• [Your objective] Reproduce each line from the records that holds "Sigmunds".

........

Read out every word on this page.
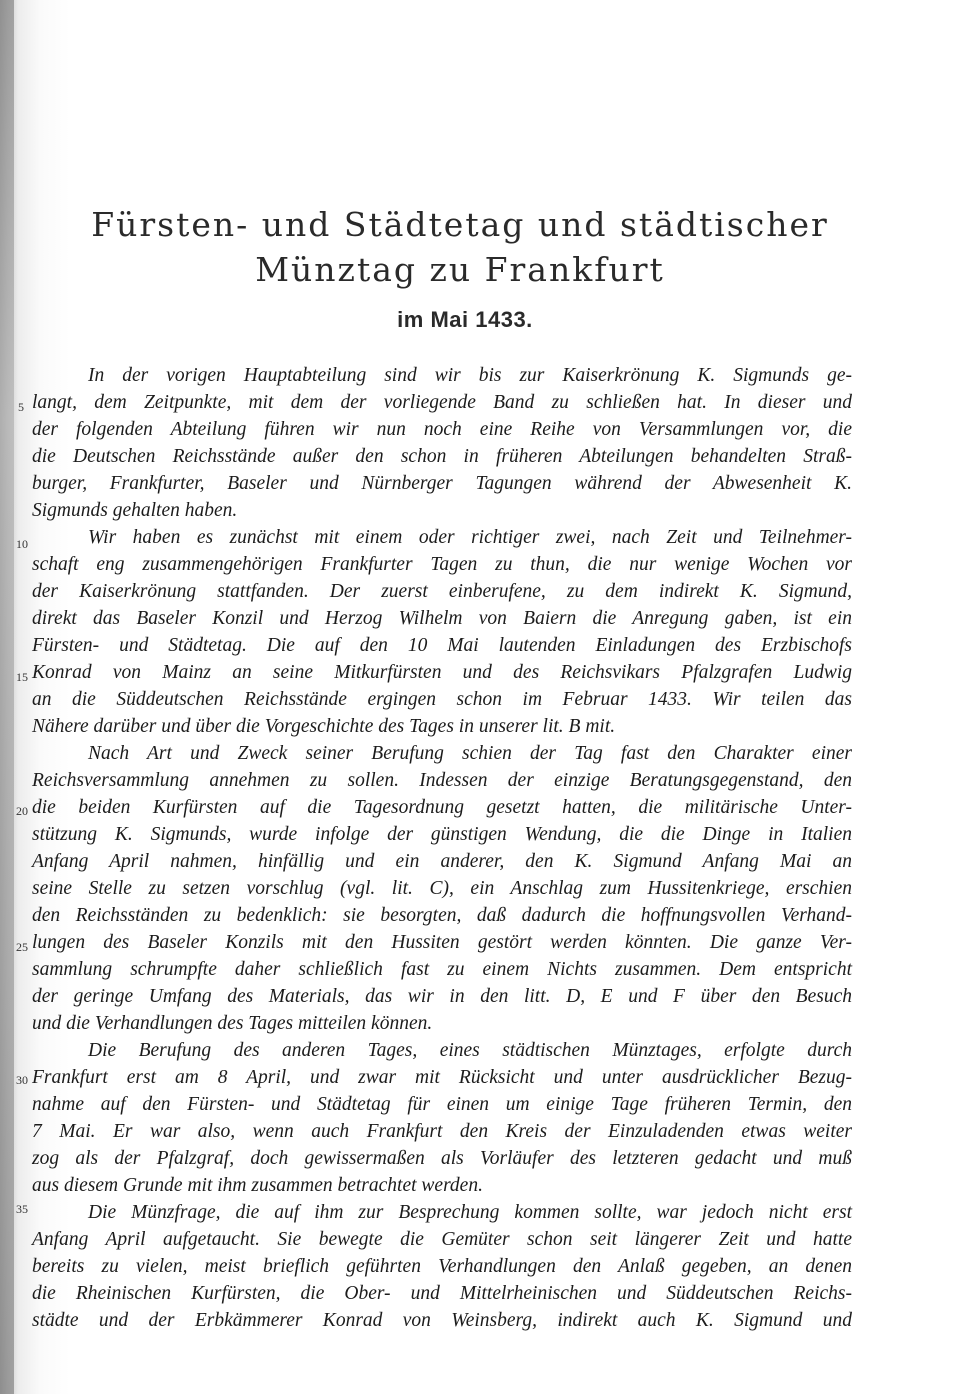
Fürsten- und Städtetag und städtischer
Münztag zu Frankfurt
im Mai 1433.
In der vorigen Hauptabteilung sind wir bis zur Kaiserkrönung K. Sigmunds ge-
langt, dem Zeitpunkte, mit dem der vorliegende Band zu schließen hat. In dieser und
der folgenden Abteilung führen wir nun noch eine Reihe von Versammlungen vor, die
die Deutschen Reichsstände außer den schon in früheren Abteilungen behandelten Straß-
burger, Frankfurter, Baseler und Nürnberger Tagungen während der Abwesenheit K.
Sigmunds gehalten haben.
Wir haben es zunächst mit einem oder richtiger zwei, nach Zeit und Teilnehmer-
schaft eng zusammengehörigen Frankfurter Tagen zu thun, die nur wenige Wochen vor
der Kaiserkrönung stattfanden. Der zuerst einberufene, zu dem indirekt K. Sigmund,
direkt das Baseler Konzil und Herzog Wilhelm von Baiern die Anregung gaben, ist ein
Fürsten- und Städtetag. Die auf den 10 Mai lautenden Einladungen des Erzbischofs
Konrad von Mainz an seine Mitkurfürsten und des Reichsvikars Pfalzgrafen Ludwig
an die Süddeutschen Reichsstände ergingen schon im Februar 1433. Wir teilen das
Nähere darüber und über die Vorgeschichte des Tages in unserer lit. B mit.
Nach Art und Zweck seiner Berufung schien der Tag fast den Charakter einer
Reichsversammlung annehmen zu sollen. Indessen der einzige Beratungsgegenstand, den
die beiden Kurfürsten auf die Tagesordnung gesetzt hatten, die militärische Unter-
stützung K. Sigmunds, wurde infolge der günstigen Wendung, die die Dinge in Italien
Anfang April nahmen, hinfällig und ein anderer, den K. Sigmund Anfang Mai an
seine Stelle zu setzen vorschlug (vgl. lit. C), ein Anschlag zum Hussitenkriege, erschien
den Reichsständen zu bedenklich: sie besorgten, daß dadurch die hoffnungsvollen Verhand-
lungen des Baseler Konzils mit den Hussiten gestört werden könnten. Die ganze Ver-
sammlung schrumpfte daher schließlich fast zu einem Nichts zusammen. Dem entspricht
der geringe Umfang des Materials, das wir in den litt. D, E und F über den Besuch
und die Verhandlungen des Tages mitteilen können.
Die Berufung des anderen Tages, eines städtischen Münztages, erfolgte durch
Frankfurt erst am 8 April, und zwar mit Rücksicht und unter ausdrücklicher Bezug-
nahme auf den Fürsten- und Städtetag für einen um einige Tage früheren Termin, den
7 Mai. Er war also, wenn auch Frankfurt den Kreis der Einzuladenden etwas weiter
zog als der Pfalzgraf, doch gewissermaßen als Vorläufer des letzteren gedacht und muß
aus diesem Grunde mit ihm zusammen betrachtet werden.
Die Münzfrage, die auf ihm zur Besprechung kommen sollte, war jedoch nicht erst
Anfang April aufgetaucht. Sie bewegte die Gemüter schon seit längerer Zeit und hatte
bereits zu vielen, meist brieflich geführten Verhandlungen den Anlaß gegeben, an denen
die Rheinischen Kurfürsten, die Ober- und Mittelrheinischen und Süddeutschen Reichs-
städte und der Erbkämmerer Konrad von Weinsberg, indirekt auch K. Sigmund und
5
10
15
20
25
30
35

........

• [Complete answer]
In der vorigen Hauptabteilung sind wir bis zur Kaiserkrönung K. Sigmunds ge-
Sigmunds gehalten haben.
stützung K. Sigmunds, wurde infolge der günstigen Wendung, die die Dinge in Italien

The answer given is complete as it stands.